*Supplied records*.
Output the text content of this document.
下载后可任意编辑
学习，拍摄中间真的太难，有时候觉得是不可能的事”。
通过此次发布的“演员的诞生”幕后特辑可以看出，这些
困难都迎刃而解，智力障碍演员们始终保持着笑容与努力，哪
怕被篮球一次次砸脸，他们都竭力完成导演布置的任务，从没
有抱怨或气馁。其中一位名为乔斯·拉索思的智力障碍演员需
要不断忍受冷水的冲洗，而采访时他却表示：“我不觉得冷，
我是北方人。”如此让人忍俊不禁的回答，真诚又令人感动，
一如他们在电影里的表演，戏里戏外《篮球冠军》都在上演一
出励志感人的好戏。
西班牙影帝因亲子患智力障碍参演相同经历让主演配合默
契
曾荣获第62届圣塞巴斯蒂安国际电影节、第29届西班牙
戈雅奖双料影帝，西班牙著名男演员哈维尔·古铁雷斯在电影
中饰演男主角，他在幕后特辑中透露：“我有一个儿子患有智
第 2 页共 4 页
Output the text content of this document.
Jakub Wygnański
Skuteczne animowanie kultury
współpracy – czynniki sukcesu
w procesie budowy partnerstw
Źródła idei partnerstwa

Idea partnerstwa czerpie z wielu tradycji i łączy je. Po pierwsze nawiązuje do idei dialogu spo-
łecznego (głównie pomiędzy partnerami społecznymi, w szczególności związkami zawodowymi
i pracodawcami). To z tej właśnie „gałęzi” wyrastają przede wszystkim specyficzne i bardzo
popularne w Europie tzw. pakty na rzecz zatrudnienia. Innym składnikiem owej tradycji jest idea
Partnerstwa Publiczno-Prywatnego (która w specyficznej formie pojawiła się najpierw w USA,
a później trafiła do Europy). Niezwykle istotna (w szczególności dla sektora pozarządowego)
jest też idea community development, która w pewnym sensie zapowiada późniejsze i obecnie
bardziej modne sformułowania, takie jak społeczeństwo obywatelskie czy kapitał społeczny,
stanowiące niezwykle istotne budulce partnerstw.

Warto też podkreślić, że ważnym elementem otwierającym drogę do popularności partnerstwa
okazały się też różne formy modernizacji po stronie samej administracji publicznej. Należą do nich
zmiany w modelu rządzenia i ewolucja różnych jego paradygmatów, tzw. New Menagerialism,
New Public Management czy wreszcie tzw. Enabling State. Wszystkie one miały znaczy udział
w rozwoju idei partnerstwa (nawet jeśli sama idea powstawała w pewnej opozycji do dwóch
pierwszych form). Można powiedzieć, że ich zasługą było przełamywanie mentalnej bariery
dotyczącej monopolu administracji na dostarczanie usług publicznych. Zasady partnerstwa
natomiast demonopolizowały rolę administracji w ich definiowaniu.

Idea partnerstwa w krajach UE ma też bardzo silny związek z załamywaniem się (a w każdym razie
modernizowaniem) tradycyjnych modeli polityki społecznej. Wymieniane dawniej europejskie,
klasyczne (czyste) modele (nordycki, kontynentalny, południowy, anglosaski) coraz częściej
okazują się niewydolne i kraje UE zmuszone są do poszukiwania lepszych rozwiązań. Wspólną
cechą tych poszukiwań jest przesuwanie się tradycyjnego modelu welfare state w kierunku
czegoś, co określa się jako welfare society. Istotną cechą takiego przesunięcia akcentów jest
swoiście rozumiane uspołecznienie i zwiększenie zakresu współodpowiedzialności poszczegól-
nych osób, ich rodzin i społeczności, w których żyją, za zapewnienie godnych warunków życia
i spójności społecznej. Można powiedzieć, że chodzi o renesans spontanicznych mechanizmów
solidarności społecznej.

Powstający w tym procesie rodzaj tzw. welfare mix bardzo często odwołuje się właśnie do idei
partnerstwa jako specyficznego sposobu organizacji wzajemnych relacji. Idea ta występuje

*To be done*. From the listing above, reproduce all the lines exactly.

*Exercise output*.
Output the text content of this document.
下载后可任意编辑
学习，拍摄中间真的太难，有时候觉得是不可能的事”。
通过此次发布的“演员的诞生”幕后特辑可以看出，这些
困难都迎刃而解，智力障碍演员们始终保持着笑容与努力，哪
怕被篮球一次次砸脸，他们都竭力完成导演布置的任务，从没
有抱怨或气馁。其中一位名为乔斯·拉索思的智力障碍演员需
要不断忍受冷水的冲洗，而采访时他却表示：“我不觉得冷，
我是北方人。”如此让人忍俊不禁的回答，真诚又令人感动，
一如他们在电影里的表演，戏里戏外《篮球冠军》都在上演一
出励志感人的好戏。
西班牙影帝因亲子患智力障碍参演相同经历让主演配合默
契
曾荣获第62届圣塞巴斯蒂安国际电影节、第29届西班牙
戈雅奖双料影帝，西班牙著名男演员哈维尔·古铁雷斯在电影
中饰演男主角，他在幕后特辑中透露：“我有一个儿子患有智
第 2 页共 4 页
Output the text content of this document.
Jakub Wygnański
Skuteczne animowanie kultury
współpracy – czynniki sukcesu
w procesie budowy partnerstw
Źródła idei partnerstwa

Idea partnerstwa czerpie z wielu tradycji i łączy je. Po pierwsze nawiązuje do idei dialogu spo-
łecznego (głównie pomiędzy partnerami społecznymi, w szczególności związkami zawodowymi
i pracodawcami). To z tej właśnie „gałęzi” wyrastają przede wszystkim specyficzne i bardzo
popularne w Europie tzw. pakty na rzecz zatrudnienia. Innym składnikiem owej tradycji jest idea
Partnerstwa Publiczno-Prywatnego (która w specyficznej formie pojawiła się najpierw w USA,
a później trafiła do Europy). Niezwykle istotna (w szczególności dla sektora pozarządowego)
jest też idea community development, która w pewnym sensie zapowiada późniejsze i obecnie
bardziej modne sformułowania, takie jak społeczeństwo obywatelskie czy kapitał społeczny,
stanowiące niezwykle istotne budulce partnerstw.

Warto też podkreślić, że ważnym elementem otwierającym drogę do popularności partnerstwa
okazały się też różne formy modernizacji po stronie samej administracji publicznej. Należą do nich
zmiany w modelu rządzenia i ewolucja różnych jego paradygmatów, tzw. New Menagerialism,
New Public Management czy wreszcie tzw. Enabling State. Wszystkie one miały znaczy udział
w rozwoju idei partnerstwa (nawet jeśli sama idea powstawała w pewnej opozycji do dwóch
pierwszych form). Można powiedzieć, że ich zasługą było przełamywanie mentalnej bariery
dotyczącej monopolu administracji na dostarczanie usług publicznych. Zasady partnerstwa
natomiast demonopolizowały rolę administracji w ich definiowaniu.

Idea partnerstwa w krajach UE ma też bardzo silny związek z załamywaniem się (a w każdym razie
modernizowaniem) tradycyjnych modeli polityki społecznej. Wymieniane dawniej europejskie,
klasyczne (czyste) modele (nordycki, kontynentalny, południowy, anglosaski) coraz częściej
okazują się niewydolne i kraje UE zmuszone są do poszukiwania lepszych rozwiązań. Wspólną
cechą tych poszukiwań jest przesuwanie się tradycyjnego modelu welfare state w kierunku
czegoś, co określa się jako welfare society. Istotną cechą takiego przesunięcia akcentów jest
swoiście rozumiane uspołecznienie i zwiększenie zakresu współodpowiedzialności poszczegól-
nych osób, ich rodzin i społeczności, w których żyją, za zapewnienie godnych warunków życia
i spójności społecznej. Można powiedzieć, że chodzi o renesans spontanicznych mechanizmów
solidarności społecznej.

Powstający w tym procesie rodzaj tzw. welfare mix bardzo często odwołuje się właśnie do idei
partnerstwa jako specyficznego sposobu organizacji wzajemnych relacji. Idea ta występuje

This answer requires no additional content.